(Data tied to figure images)

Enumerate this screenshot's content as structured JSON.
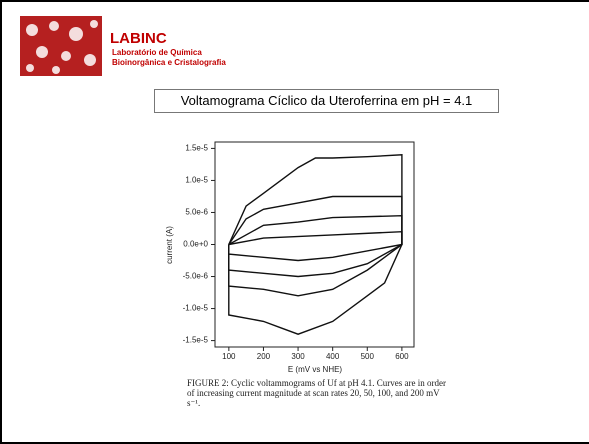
{
  "header": {
    "title": "LABINC",
    "line1": "Laboratório de Química",
    "line2": "Bioinorgânica e Cristalografia"
  },
  "slide_title": "Voltamograma Cíclico da Uteroferrina em pH = 4.1",
  "caption": "FIGURE 2:  Cyclic voltammograms of Uf at pH 4.1. Curves are in order of increasing current magnitude at scan rates 20, 50, 100, and 200 mV s⁻¹.",
  "chart_data": {
    "type": "line",
    "x_label": "E (mV vs NHE)",
    "y_label": "current (A)",
    "xlim": [
      60,
      635
    ],
    "ylim": [
      -1.6e-05,
      1.6e-05
    ],
    "xticks": [
      100,
      200,
      300,
      400,
      500,
      600
    ],
    "yticks": [
      {
        "value": 1.5e-05,
        "label": "1.5e-5"
      },
      {
        "value": 1e-05,
        "label": "1.0e-5"
      },
      {
        "value": 5e-06,
        "label": "5.0e-6"
      },
      {
        "value": 0,
        "label": "0.0e+0"
      },
      {
        "value": -5e-06,
        "label": "-5.0e-6"
      },
      {
        "value": -1e-05,
        "label": "-1.0e-5"
      },
      {
        "value": -1.5e-05,
        "label": "-1.5e-5"
      }
    ],
    "series": [
      {
        "color": "#111111",
        "x": [
          100,
          200,
          400,
          600,
          600,
          400,
          300,
          200,
          100,
          100
        ],
        "values": [
          0,
          1e-06,
          1.5e-06,
          2e-06,
          0,
          -2e-06,
          -2.5e-06,
          -2e-06,
          -1.5e-06,
          0
        ]
      },
      {
        "color": "#111111",
        "x": [
          100,
          200,
          300,
          400,
          600,
          600,
          500,
          400,
          300,
          200,
          100,
          100
        ],
        "values": [
          0,
          3e-06,
          3.5e-06,
          4.2e-06,
          4.5e-06,
          0,
          -3e-06,
          -4.5e-06,
          -5e-06,
          -4.5e-06,
          -4e-06,
          0
        ]
      },
      {
        "color": "#111111",
        "x": [
          100,
          150,
          200,
          300,
          400,
          600,
          600,
          500,
          400,
          300,
          200,
          100,
          100
        ],
        "values": [
          0,
          4e-06,
          5.5e-06,
          6.5e-06,
          7.5e-06,
          7.5e-06,
          0,
          -4e-06,
          -7e-06,
          -8e-06,
          -7e-06,
          -6.5e-06,
          0
        ]
      },
      {
        "color": "#111111",
        "x": [
          100,
          150,
          200,
          250,
          300,
          350,
          400,
          500,
          600,
          600,
          550,
          500,
          400,
          300,
          250,
          200,
          100,
          100
        ],
        "values": [
          0,
          6e-06,
          8e-06,
          1e-05,
          1.2e-05,
          1.35e-05,
          1.35e-05,
          1.37e-05,
          1.4e-05,
          0,
          -6e-06,
          -8e-06,
          -1.2e-05,
          -1.4e-05,
          -1.3e-05,
          -1.2e-05,
          -1.1e-05,
          0
        ]
      }
    ]
  }
}
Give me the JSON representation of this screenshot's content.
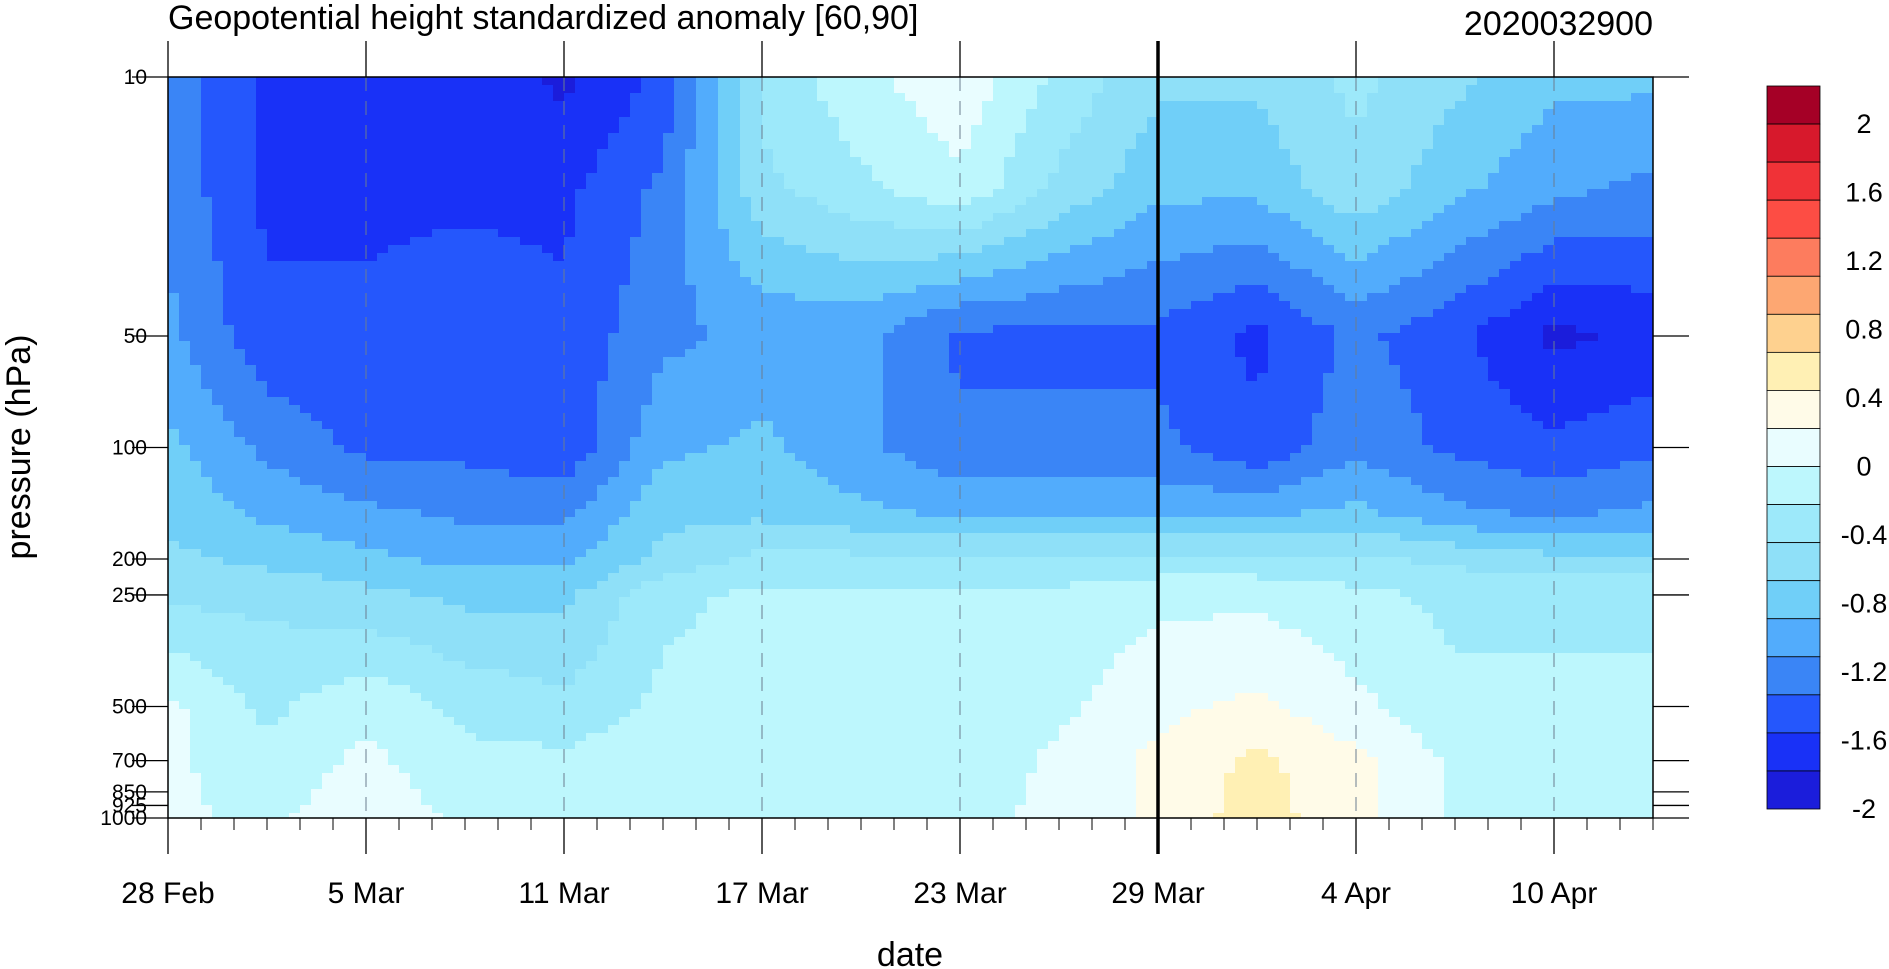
{
  "chart_data": {
    "type": "heatmap",
    "title": "Geopotential height standardized anomaly [60,90]",
    "date_label": "2020032900",
    "xlabel": "date",
    "ylabel": "pressure (hPa)",
    "x_ticks": [
      {
        "day": 0,
        "label": "28 Feb"
      },
      {
        "day": 6,
        "label": "5 Mar"
      },
      {
        "day": 12,
        "label": "11 Mar"
      },
      {
        "day": 18,
        "label": "17 Mar"
      },
      {
        "day": 24,
        "label": "23 Mar"
      },
      {
        "day": 30,
        "label": "29 Mar"
      },
      {
        "day": 36,
        "label": "4 Apr"
      },
      {
        "day": 42,
        "label": "10 Apr"
      }
    ],
    "x_range_days": [
      0,
      45
    ],
    "y_levels": [
      10,
      50,
      100,
      200,
      250,
      500,
      700,
      850,
      925,
      1000
    ],
    "y_tick_labels": [
      "10",
      "50",
      "100",
      "200",
      "250",
      "500",
      "700",
      "850",
      "925",
      "1000"
    ],
    "y_scale": "log",
    "analysis_line_day": 30,
    "colorbar": {
      "labels": [
        "2",
        "1.6",
        "1.2",
        "0.8",
        "0.4",
        "0",
        "-0.4",
        "-0.8",
        "-1.2",
        "-1.6",
        "-2"
      ],
      "colors": [
        "#a50026",
        "#d7192c",
        "#f03237",
        "#fd4d44",
        "#fd7c5e",
        "#fda772",
        "#fed18f",
        "#fff0b4",
        "#fffbe8",
        "#e9fdff",
        "#bdf7fd",
        "#9de9fa",
        "#8fe0f8",
        "#70cff8",
        "#52acfc",
        "#3a85f6",
        "#2557fc",
        "#1931f7",
        "#1b1ddb"
      ]
    },
    "values_days": [
      0,
      3,
      6,
      9,
      12,
      15,
      18,
      21,
      24,
      27,
      30,
      33,
      36,
      39,
      42,
      45
    ],
    "values_levels": [
      10,
      20,
      50,
      100,
      150,
      200,
      250,
      500,
      700,
      1000
    ],
    "values": [
      [
        -1.45,
        -1.85,
        -1.85,
        -1.85,
        -2.05,
        -1.75,
        -0.75,
        -0.45,
        -0.25,
        -0.65,
        -0.95,
        -0.95,
        -0.75,
        -0.95,
        -1.15,
        -1.15
      ],
      [
        -1.45,
        -1.85,
        -1.85,
        -1.85,
        -1.85,
        -1.55,
        -0.85,
        -0.65,
        -0.45,
        -0.85,
        -1.15,
        -1.15,
        -0.85,
        -1.15,
        -1.35,
        -1.45
      ],
      [
        -1.35,
        -1.75,
        -1.75,
        -1.65,
        -1.75,
        -1.45,
        -1.35,
        -1.35,
        -1.65,
        -1.65,
        -1.65,
        -1.85,
        -1.55,
        -1.75,
        -2.05,
        -1.95
      ],
      [
        -1.15,
        -1.45,
        -1.65,
        -1.65,
        -1.75,
        -1.25,
        -1.15,
        -1.35,
        -1.55,
        -1.55,
        -1.55,
        -1.75,
        -1.45,
        -1.65,
        -1.75,
        -1.65
      ],
      [
        -1.05,
        -1.25,
        -1.35,
        -1.45,
        -1.45,
        -1.05,
        -1.05,
        -1.15,
        -1.25,
        -1.25,
        -1.25,
        -1.25,
        -1.15,
        -1.35,
        -1.45,
        -1.35
      ],
      [
        -0.95,
        -1.05,
        -1.15,
        -1.25,
        -1.25,
        -0.95,
        -0.75,
        -0.75,
        -0.75,
        -0.75,
        -0.75,
        -0.75,
        -0.75,
        -0.85,
        -0.95,
        -0.95
      ],
      [
        -0.85,
        -0.85,
        -0.95,
        -1.05,
        -1.05,
        -0.65,
        -0.55,
        -0.55,
        -0.55,
        -0.55,
        -0.45,
        -0.45,
        -0.55,
        -0.65,
        -0.65,
        -0.65
      ],
      [
        -0.35,
        -0.65,
        -0.45,
        -0.65,
        -0.75,
        -0.55,
        -0.55,
        -0.55,
        -0.55,
        -0.45,
        -0.25,
        -0.15,
        -0.35,
        -0.55,
        -0.55,
        -0.55
      ],
      [
        -0.35,
        -0.55,
        -0.35,
        -0.55,
        -0.55,
        -0.45,
        -0.45,
        -0.45,
        -0.55,
        -0.35,
        -0.15,
        0.05,
        -0.15,
        -0.45,
        -0.45,
        -0.45
      ],
      [
        -0.35,
        -0.45,
        -0.25,
        -0.45,
        -0.45,
        -0.45,
        -0.45,
        -0.45,
        -0.45,
        -0.35,
        -0.15,
        0.1,
        -0.15,
        -0.45,
        -0.45,
        -0.45
      ]
    ]
  }
}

GIVEN PROBLEM:
Do not include images; quote all of the entries above exactly.

REPLY TO THE EXERCISE:
Enumerate this screenshot's content as structured JSON.
{
  "header": {
    "title": "LABINC",
    "line1": "Laboratório de Química",
    "line2": "Bioinorgânica e Cristalografia"
  },
  "slide_title": "Voltamograma Cíclico da Uteroferrina em pH = 4.1",
  "caption": "FIGURE 2:  Cyclic voltammograms of Uf at pH 4.1. Curves are in order of increasing current magnitude at scan rates 20, 50, 100, and 200 mV s⁻¹.",
  "chart_data": {
    "type": "line",
    "x_label": "E (mV vs NHE)",
    "y_label": "current (A)",
    "xlim": [
      60,
      635
    ],
    "ylim": [
      -1.6e-05,
      1.6e-05
    ],
    "xticks": [
      100,
      200,
      300,
      400,
      500,
      600
    ],
    "yticks": [
      {
        "value": 1.5e-05,
        "label": "1.5e-5"
      },
      {
        "value": 1e-05,
        "label": "1.0e-5"
      },
      {
        "value": 5e-06,
        "label": "5.0e-6"
      },
      {
        "value": 0,
        "label": "0.0e+0"
      },
      {
        "value": -5e-06,
        "label": "-5.0e-6"
      },
      {
        "value": -1e-05,
        "label": "-1.0e-5"
      },
      {
        "value": -1.5e-05,
        "label": "-1.5e-5"
      }
    ],
    "series": [
      {
        "color": "#111111",
        "x": [
          100,
          200,
          400,
          600,
          600,
          400,
          300,
          200,
          100,
          100
        ],
        "values": [
          0,
          1e-06,
          1.5e-06,
          2e-06,
          0,
          -2e-06,
          -2.5e-06,
          -2e-06,
          -1.5e-06,
          0
        ]
      },
      {
        "color": "#111111",
        "x": [
          100,
          200,
          300,
          400,
          600,
          600,
          500,
          400,
          300,
          200,
          100,
          100
        ],
        "values": [
          0,
          3e-06,
          3.5e-06,
          4.2e-06,
          4.5e-06,
          0,
          -3e-06,
          -4.5e-06,
          -5e-06,
          -4.5e-06,
          -4e-06,
          0
        ]
      },
      {
        "color": "#111111",
        "x": [
          100,
          150,
          200,
          300,
          400,
          600,
          600,
          500,
          400,
          300,
          200,
          100,
          100
        ],
        "values": [
          0,
          4e-06,
          5.5e-06,
          6.5e-06,
          7.5e-06,
          7.5e-06,
          0,
          -4e-06,
          -7e-06,
          -8e-06,
          -7e-06,
          -6.5e-06,
          0
        ]
      },
      {
        "color": "#111111",
        "x": [
          100,
          150,
          200,
          250,
          300,
          350,
          400,
          500,
          600,
          600,
          550,
          500,
          400,
          300,
          250,
          200,
          100,
          100
        ],
        "values": [
          0,
          6e-06,
          8e-06,
          1e-05,
          1.2e-05,
          1.35e-05,
          1.35e-05,
          1.37e-05,
          1.4e-05,
          0,
          -6e-06,
          -8e-06,
          -1.2e-05,
          -1.4e-05,
          -1.3e-05,
          -1.2e-05,
          -1.1e-05,
          0
        ]
      }
    ]
  }
}
Give me the JSON representation of this screenshot's content.
{
  "chart_data": {
    "type": "heatmap",
    "title": "Geopotential height standardized anomaly [60,90]",
    "date_label": "2020032900",
    "xlabel": "date",
    "ylabel": "pressure (hPa)",
    "x_ticks": [
      {
        "day": 0,
        "label": "28 Feb"
      },
      {
        "day": 6,
        "label": "5 Mar"
      },
      {
        "day": 12,
        "label": "11 Mar"
      },
      {
        "day": 18,
        "label": "17 Mar"
      },
      {
        "day": 24,
        "label": "23 Mar"
      },
      {
        "day": 30,
        "label": "29 Mar"
      },
      {
        "day": 36,
        "label": "4 Apr"
      },
      {
        "day": 42,
        "label": "10 Apr"
      }
    ],
    "x_range_days": [
      0,
      45
    ],
    "y_levels": [
      10,
      50,
      100,
      200,
      250,
      500,
      700,
      850,
      925,
      1000
    ],
    "y_tick_labels": [
      "10",
      "50",
      "100",
      "200",
      "250",
      "500",
      "700",
      "850",
      "925",
      "1000"
    ],
    "y_scale": "log",
    "analysis_line_day": 30,
    "colorbar": {
      "labels": [
        "2",
        "1.6",
        "1.2",
        "0.8",
        "0.4",
        "0",
        "-0.4",
        "-0.8",
        "-1.2",
        "-1.6",
        "-2"
      ],
      "colors": [
        "#a50026",
        "#d7192c",
        "#f03237",
        "#fd4d44",
        "#fd7c5e",
        "#fda772",
        "#fed18f",
        "#fff0b4",
        "#fffbe8",
        "#e9fdff",
        "#bdf7fd",
        "#9de9fa",
        "#8fe0f8",
        "#70cff8",
        "#52acfc",
        "#3a85f6",
        "#2557fc",
        "#1931f7",
        "#1b1ddb"
      ]
    },
    "values_days": [
      0,
      3,
      6,
      9,
      12,
      15,
      18,
      21,
      24,
      27,
      30,
      33,
      36,
      39,
      42,
      45
    ],
    "values_levels": [
      10,
      20,
      50,
      100,
      150,
      200,
      250,
      500,
      700,
      1000
    ],
    "values": [
      [
        -1.45,
        -1.85,
        -1.85,
        -1.85,
        -2.05,
        -1.75,
        -0.75,
        -0.45,
        -0.25,
        -0.65,
        -0.95,
        -0.95,
        -0.75,
        -0.95,
        -1.15,
        -1.15
      ],
      [
        -1.45,
        -1.85,
        -1.85,
        -1.85,
        -1.85,
        -1.55,
        -0.85,
        -0.65,
        -0.45,
        -0.85,
        -1.15,
        -1.15,
        -0.85,
        -1.15,
        -1.35,
        -1.45
      ],
      [
        -1.35,
        -1.75,
        -1.75,
        -1.65,
        -1.75,
        -1.45,
        -1.35,
        -1.35,
        -1.65,
        -1.65,
        -1.65,
        -1.85,
        -1.55,
        -1.75,
        -2.05,
        -1.95
      ],
      [
        -1.15,
        -1.45,
        -1.65,
        -1.65,
        -1.75,
        -1.25,
        -1.15,
        -1.35,
        -1.55,
        -1.55,
        -1.55,
        -1.75,
        -1.45,
        -1.65,
        -1.75,
        -1.65
      ],
      [
        -1.05,
        -1.25,
        -1.35,
        -1.45,
        -1.45,
        -1.05,
        -1.05,
        -1.15,
        -1.25,
        -1.25,
        -1.25,
        -1.25,
        -1.15,
        -1.35,
        -1.45,
        -1.35
      ],
      [
        -0.95,
        -1.05,
        -1.15,
        -1.25,
        -1.25,
        -0.95,
        -0.75,
        -0.75,
        -0.75,
        -0.75,
        -0.75,
        -0.75,
        -0.75,
        -0.85,
        -0.95,
        -0.95
      ],
      [
        -0.85,
        -0.85,
        -0.95,
        -1.05,
        -1.05,
        -0.65,
        -0.55,
        -0.55,
        -0.55,
        -0.55,
        -0.45,
        -0.45,
        -0.55,
        -0.65,
        -0.65,
        -0.65
      ],
      [
        -0.35,
        -0.65,
        -0.45,
        -0.65,
        -0.75,
        -0.55,
        -0.55,
        -0.55,
        -0.55,
        -0.45,
        -0.25,
        -0.15,
        -0.35,
        -0.55,
        -0.55,
        -0.55
      ],
      [
        -0.35,
        -0.55,
        -0.35,
        -0.55,
        -0.55,
        -0.45,
        -0.45,
        -0.45,
        -0.55,
        -0.35,
        -0.15,
        0.05,
        -0.15,
        -0.45,
        -0.45,
        -0.45
      ],
      [
        -0.35,
        -0.45,
        -0.25,
        -0.45,
        -0.45,
        -0.45,
        -0.45,
        -0.45,
        -0.45,
        -0.35,
        -0.15,
        0.1,
        -0.15,
        -0.45,
        -0.45,
        -0.45
      ]
    ]
  }
}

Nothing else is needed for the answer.